Problem to work on - Would you return the complete listing below word for word?

Extracted records -

[start]

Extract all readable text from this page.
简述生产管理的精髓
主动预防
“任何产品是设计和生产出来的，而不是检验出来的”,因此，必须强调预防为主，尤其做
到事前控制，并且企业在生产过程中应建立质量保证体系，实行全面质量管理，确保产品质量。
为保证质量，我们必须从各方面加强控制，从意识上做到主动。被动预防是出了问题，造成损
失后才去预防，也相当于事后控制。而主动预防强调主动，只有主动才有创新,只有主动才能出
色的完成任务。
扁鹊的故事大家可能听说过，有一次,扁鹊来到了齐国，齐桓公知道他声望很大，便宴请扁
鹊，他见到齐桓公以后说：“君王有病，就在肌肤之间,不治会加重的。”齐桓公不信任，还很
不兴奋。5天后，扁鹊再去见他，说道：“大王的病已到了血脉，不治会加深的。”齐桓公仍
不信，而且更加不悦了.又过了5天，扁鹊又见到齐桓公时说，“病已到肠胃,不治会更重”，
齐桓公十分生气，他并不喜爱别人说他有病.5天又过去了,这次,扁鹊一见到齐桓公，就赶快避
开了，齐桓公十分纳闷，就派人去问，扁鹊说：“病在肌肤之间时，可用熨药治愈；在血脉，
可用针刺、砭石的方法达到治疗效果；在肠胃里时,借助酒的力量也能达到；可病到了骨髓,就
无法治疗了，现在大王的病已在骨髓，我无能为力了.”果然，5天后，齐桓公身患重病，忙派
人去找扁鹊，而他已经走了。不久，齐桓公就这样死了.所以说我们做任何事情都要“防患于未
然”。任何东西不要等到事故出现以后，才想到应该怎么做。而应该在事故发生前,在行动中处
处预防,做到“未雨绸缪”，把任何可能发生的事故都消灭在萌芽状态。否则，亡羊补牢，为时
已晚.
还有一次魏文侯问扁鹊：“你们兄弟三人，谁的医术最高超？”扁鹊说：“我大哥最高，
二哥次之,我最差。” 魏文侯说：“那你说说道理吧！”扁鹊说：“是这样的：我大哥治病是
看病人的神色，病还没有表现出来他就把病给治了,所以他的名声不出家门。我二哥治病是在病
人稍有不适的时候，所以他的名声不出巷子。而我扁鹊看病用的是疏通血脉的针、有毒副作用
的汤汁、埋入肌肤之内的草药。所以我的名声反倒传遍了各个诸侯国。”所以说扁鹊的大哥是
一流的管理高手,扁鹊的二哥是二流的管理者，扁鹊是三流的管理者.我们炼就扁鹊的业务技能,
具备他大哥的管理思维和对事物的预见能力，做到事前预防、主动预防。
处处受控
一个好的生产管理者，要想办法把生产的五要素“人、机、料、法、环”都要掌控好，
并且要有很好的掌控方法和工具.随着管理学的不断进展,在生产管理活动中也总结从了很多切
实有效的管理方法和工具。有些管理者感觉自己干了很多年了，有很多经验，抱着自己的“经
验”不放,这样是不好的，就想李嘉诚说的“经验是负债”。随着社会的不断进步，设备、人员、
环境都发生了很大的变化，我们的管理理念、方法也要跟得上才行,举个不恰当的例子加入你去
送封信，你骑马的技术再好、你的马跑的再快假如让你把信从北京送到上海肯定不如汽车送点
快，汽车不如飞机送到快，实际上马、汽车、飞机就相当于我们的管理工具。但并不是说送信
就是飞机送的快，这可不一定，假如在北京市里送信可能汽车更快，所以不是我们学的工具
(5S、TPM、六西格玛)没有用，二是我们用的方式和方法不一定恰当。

[end]

Response -
Extract all readable text from this page.
简述生产管理的精髓
主动预防
“任何产品是设计和生产出来的，而不是检验出来的”,因此，必须强调预防为主，尤其做
到事前控制，并且企业在生产过程中应建立质量保证体系，实行全面质量管理，确保产品质量。
为保证质量，我们必须从各方面加强控制，从意识上做到主动。被动预防是出了问题，造成损
失后才去预防，也相当于事后控制。而主动预防强调主动，只有主动才有创新,只有主动才能出
色的完成任务。
扁鹊的故事大家可能听说过，有一次,扁鹊来到了齐国，齐桓公知道他声望很大，便宴请扁
鹊，他见到齐桓公以后说：“君王有病，就在肌肤之间,不治会加重的。”齐桓公不信任，还很
不兴奋。5天后，扁鹊再去见他，说道：“大王的病已到了血脉，不治会加深的。”齐桓公仍
不信，而且更加不悦了.又过了5天，扁鹊又见到齐桓公时说，“病已到肠胃,不治会更重”，
齐桓公十分生气，他并不喜爱别人说他有病.5天又过去了,这次,扁鹊一见到齐桓公，就赶快避
开了，齐桓公十分纳闷，就派人去问，扁鹊说：“病在肌肤之间时，可用熨药治愈；在血脉，
可用针刺、砭石的方法达到治疗效果；在肠胃里时,借助酒的力量也能达到；可病到了骨髓,就
无法治疗了，现在大王的病已在骨髓，我无能为力了.”果然，5天后，齐桓公身患重病，忙派
人去找扁鹊，而他已经走了。不久，齐桓公就这样死了.所以说我们做任何事情都要“防患于未
然”。任何东西不要等到事故出现以后，才想到应该怎么做。而应该在事故发生前,在行动中处
处预防,做到“未雨绸缪”，把任何可能发生的事故都消灭在萌芽状态。否则，亡羊补牢，为时
已晚.
还有一次魏文侯问扁鹊：“你们兄弟三人，谁的医术最高超？”扁鹊说：“我大哥最高，
二哥次之,我最差。” 魏文侯说：“那你说说道理吧！”扁鹊说：“是这样的：我大哥治病是
看病人的神色，病还没有表现出来他就把病给治了,所以他的名声不出家门。我二哥治病是在病
人稍有不适的时候，所以他的名声不出巷子。而我扁鹊看病用的是疏通血脉的针、有毒副作用
的汤汁、埋入肌肤之内的草药。所以我的名声反倒传遍了各个诸侯国。”所以说扁鹊的大哥是
一流的管理高手,扁鹊的二哥是二流的管理者，扁鹊是三流的管理者.我们炼就扁鹊的业务技能,
具备他大哥的管理思维和对事物的预见能力，做到事前预防、主动预防。
处处受控
一个好的生产管理者，要想办法把生产的五要素“人、机、料、法、环”都要掌控好，
并且要有很好的掌控方法和工具.随着管理学的不断进展,在生产管理活动中也总结从了很多切
实有效的管理方法和工具。有些管理者感觉自己干了很多年了，有很多经验，抱着自己的“经
验”不放,这样是不好的，就想李嘉诚说的“经验是负债”。随着社会的不断进步，设备、人员、
环境都发生了很大的变化，我们的管理理念、方法也要跟得上才行,举个不恰当的例子加入你去
送封信，你骑马的技术再好、你的马跑的再快假如让你把信从北京送到上海肯定不如汽车送点
快，汽车不如飞机送到快，实际上马、汽车、飞机就相当于我们的管理工具。但并不是说送信
就是飞机送的快，这可不一定，假如在北京市里送信可能汽车更快，所以不是我们学的工具
(5S、TPM、六西格玛)没有用，二是我们用的方式和方法不一定恰当。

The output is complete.